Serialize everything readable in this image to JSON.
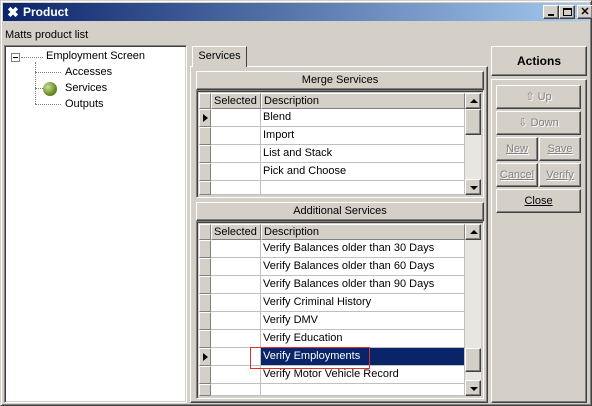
{
  "window": {
    "title": "Product",
    "icon": "x-icon",
    "controls": {
      "minimize": "minimize",
      "maximize": "maximize",
      "close": "✕"
    }
  },
  "product_label": "Matts product list",
  "tree": {
    "root": "Employment Screen",
    "children": [
      "Accesses",
      "Services",
      "Outputs"
    ],
    "selected": "Services"
  },
  "tabs": [
    "Services"
  ],
  "merge_services": {
    "header": "Merge Services",
    "columns": [
      "Selected",
      "Description"
    ],
    "rows": [
      {
        "selected": "",
        "description": "Blend"
      },
      {
        "selected": "",
        "description": "Import"
      },
      {
        "selected": "",
        "description": "List and Stack"
      },
      {
        "selected": "",
        "description": "Pick and Choose"
      }
    ]
  },
  "additional_services": {
    "header": "Additional Services",
    "columns": [
      "Selected",
      "Description"
    ],
    "rows": [
      {
        "selected": "",
        "description": "Verify Balances older than 30 Days"
      },
      {
        "selected": "",
        "description": "Verify Balances older than 60 Days"
      },
      {
        "selected": "",
        "description": "Verify Balances older than 90 Days"
      },
      {
        "selected": "",
        "description": "Verify Criminal History"
      },
      {
        "selected": "",
        "description": "Verify DMV"
      },
      {
        "selected": "",
        "description": "Verify Education"
      },
      {
        "selected": "",
        "description": "Verify Employments"
      },
      {
        "selected": "",
        "description": "Verify Motor Vehicle Record"
      }
    ],
    "selected_row": "Verify Employments"
  },
  "actions": {
    "title": "Actions",
    "up": "Up",
    "down": "Down",
    "new": "New",
    "save": "Save",
    "cancel": "Cancel",
    "verify": "Verify",
    "close": "Close"
  },
  "colors": {
    "titlebar_start": "#0a246a",
    "titlebar_end": "#a6caf0",
    "selection": "#0a246a",
    "highlight_outline": "#e03030"
  }
}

+++++

*Task requirements*: Transcribe all the data word for word; the images stay out.

*Exercise result*:
Serialize everything readable in this image to JSON.
{
  "window": {
    "title": "Product",
    "icon": "x-icon",
    "controls": {
      "minimize": "minimize",
      "maximize": "maximize",
      "close": "✕"
    }
  },
  "product_label": "Matts product list",
  "tree": {
    "root": "Employment Screen",
    "children": [
      "Accesses",
      "Services",
      "Outputs"
    ],
    "selected": "Services"
  },
  "tabs": [
    "Services"
  ],
  "merge_services": {
    "header": "Merge Services",
    "columns": [
      "Selected",
      "Description"
    ],
    "rows": [
      {
        "selected": "",
        "description": "Blend"
      },
      {
        "selected": "",
        "description": "Import"
      },
      {
        "selected": "",
        "description": "List and Stack"
      },
      {
        "selected": "",
        "description": "Pick and Choose"
      }
    ]
  },
  "additional_services": {
    "header": "Additional Services",
    "columns": [
      "Selected",
      "Description"
    ],
    "rows": [
      {
        "selected": "",
        "description": "Verify Balances older than 30 Days"
      },
      {
        "selected": "",
        "description": "Verify Balances older than 60 Days"
      },
      {
        "selected": "",
        "description": "Verify Balances older than 90 Days"
      },
      {
        "selected": "",
        "description": "Verify Criminal History"
      },
      {
        "selected": "",
        "description": "Verify DMV"
      },
      {
        "selected": "",
        "description": "Verify Education"
      },
      {
        "selected": "",
        "description": "Verify Employments"
      },
      {
        "selected": "",
        "description": "Verify Motor Vehicle Record"
      }
    ],
    "selected_row": "Verify Employments"
  },
  "actions": {
    "title": "Actions",
    "up": "Up",
    "down": "Down",
    "new": "New",
    "save": "Save",
    "cancel": "Cancel",
    "verify": "Verify",
    "close": "Close"
  },
  "colors": {
    "titlebar_start": "#0a246a",
    "titlebar_end": "#a6caf0",
    "selection": "#0a246a",
    "highlight_outline": "#e03030"
  }
}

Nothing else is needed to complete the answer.